-- Start --

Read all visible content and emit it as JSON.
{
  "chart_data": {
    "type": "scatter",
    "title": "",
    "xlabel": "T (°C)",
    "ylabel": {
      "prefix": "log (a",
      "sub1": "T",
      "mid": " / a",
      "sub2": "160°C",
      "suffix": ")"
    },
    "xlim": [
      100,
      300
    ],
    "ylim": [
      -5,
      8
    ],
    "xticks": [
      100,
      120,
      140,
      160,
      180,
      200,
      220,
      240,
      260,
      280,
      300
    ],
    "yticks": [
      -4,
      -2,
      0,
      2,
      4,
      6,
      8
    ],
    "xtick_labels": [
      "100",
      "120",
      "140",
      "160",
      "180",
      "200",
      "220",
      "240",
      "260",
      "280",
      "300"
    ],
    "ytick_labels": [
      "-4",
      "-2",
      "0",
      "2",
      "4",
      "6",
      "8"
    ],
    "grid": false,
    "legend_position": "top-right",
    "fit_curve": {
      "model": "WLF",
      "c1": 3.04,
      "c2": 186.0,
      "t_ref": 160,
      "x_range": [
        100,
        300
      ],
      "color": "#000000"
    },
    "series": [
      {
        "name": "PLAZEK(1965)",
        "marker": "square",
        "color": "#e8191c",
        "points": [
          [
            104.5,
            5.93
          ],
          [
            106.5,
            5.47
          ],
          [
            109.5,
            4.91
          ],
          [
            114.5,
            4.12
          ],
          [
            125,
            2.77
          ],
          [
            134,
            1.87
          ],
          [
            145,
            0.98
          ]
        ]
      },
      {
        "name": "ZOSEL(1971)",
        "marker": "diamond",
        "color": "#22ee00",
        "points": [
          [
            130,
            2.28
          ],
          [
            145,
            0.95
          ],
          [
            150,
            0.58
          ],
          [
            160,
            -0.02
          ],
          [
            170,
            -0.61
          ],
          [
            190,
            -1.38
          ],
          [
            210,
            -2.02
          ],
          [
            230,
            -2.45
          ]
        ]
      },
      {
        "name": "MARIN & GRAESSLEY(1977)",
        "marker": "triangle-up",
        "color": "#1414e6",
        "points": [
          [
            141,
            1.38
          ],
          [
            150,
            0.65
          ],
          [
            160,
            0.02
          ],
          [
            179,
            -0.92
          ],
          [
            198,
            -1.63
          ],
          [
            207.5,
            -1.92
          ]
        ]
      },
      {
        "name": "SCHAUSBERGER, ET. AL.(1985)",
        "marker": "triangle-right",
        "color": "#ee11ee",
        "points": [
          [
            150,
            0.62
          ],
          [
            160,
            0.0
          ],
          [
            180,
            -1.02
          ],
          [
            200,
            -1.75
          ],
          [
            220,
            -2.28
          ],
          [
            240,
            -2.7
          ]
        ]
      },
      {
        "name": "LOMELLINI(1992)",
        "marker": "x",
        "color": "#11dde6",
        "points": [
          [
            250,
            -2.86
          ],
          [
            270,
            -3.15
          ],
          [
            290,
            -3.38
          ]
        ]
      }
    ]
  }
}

-- End --

State the number of lines holding the word "marker" in the listing. Add nothing else.

## Answer for this exercise
5